Begin

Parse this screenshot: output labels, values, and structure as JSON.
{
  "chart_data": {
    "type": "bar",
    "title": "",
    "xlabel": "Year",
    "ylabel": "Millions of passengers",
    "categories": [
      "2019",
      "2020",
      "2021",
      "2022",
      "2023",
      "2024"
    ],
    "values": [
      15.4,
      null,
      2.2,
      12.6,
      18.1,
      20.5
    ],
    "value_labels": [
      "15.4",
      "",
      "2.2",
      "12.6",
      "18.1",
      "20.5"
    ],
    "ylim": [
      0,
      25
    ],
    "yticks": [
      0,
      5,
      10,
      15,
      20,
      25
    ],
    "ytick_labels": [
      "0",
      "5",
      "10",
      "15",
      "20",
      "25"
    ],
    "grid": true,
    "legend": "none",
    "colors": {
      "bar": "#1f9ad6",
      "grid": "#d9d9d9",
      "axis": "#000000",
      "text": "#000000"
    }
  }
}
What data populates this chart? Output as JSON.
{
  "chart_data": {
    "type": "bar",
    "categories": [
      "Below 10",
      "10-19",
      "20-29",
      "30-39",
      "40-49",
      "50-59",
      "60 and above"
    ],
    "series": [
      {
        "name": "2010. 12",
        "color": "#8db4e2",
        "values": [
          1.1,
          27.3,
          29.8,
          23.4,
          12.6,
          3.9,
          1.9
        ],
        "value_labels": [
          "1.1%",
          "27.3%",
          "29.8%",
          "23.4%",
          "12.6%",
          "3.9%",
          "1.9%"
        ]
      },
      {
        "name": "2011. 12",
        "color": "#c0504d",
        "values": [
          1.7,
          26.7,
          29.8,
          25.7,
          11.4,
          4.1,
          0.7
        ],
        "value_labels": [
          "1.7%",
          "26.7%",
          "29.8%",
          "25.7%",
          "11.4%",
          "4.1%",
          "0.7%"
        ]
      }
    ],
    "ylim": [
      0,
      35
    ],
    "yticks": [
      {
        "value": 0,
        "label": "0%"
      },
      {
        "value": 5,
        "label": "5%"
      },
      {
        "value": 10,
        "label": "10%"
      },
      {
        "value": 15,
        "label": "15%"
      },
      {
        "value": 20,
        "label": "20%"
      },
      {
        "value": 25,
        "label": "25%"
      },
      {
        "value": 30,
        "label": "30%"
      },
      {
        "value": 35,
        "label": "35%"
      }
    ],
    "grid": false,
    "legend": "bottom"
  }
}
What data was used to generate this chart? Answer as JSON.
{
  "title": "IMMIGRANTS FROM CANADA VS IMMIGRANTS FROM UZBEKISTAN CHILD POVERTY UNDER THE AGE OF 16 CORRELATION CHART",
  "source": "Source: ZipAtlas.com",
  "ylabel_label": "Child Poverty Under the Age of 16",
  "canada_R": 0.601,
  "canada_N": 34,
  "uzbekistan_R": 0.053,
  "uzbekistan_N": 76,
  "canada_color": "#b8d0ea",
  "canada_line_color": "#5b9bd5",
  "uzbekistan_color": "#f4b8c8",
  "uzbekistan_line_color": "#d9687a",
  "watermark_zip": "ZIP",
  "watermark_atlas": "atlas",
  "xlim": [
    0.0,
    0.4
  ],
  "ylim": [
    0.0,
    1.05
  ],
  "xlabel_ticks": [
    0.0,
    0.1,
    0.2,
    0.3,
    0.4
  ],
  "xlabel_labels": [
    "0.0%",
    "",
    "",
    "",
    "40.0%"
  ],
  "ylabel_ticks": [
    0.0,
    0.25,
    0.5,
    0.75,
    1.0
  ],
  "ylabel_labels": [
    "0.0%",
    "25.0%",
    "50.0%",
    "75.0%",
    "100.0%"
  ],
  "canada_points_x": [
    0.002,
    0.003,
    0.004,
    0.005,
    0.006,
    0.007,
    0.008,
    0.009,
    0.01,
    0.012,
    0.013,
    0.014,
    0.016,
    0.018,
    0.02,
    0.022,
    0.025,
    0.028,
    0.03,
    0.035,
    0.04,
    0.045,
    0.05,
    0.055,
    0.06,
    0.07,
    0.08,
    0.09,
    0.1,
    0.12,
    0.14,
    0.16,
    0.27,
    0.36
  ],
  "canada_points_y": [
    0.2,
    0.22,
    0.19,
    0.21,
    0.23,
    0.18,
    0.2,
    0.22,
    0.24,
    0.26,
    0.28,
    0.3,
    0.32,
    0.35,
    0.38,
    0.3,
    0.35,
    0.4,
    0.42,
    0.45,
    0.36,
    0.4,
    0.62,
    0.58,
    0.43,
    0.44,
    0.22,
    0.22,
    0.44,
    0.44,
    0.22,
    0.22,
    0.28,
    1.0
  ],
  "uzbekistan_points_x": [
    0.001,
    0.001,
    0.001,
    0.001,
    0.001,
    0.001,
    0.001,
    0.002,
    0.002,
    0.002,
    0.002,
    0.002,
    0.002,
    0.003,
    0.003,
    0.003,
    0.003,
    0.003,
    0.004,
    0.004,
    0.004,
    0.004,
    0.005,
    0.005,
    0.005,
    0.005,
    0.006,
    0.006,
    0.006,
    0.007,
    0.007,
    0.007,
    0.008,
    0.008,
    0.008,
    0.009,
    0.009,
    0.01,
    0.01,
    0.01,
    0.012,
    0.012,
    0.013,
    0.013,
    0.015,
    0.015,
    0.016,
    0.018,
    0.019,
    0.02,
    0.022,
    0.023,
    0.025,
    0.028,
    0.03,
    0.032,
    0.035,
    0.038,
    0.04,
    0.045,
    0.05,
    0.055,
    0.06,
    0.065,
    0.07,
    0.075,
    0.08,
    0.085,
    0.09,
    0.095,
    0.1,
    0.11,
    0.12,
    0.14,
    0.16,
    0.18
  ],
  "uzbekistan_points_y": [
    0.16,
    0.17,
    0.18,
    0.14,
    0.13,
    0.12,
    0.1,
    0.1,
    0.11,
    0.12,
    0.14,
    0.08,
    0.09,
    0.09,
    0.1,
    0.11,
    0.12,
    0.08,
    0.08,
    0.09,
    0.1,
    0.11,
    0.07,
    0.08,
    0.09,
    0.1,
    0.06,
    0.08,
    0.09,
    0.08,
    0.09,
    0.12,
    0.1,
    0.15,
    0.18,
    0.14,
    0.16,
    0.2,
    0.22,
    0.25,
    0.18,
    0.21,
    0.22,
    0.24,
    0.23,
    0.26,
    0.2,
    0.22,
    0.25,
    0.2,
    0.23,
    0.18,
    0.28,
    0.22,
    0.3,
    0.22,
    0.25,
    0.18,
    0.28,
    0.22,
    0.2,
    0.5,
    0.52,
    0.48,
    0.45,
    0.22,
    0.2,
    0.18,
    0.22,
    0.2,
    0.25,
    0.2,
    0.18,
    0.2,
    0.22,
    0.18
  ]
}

End

PROBLEM STATEMENT: Keep only those lines of the records that hold "JSON", and return them.

OUTPUT FOR THIS EXERCISE:
Parse this screenshot: output labels, values, and structure as JSON.
What data populates this chart? Output as JSON.
What data was used to generate this chart? Answer as JSON.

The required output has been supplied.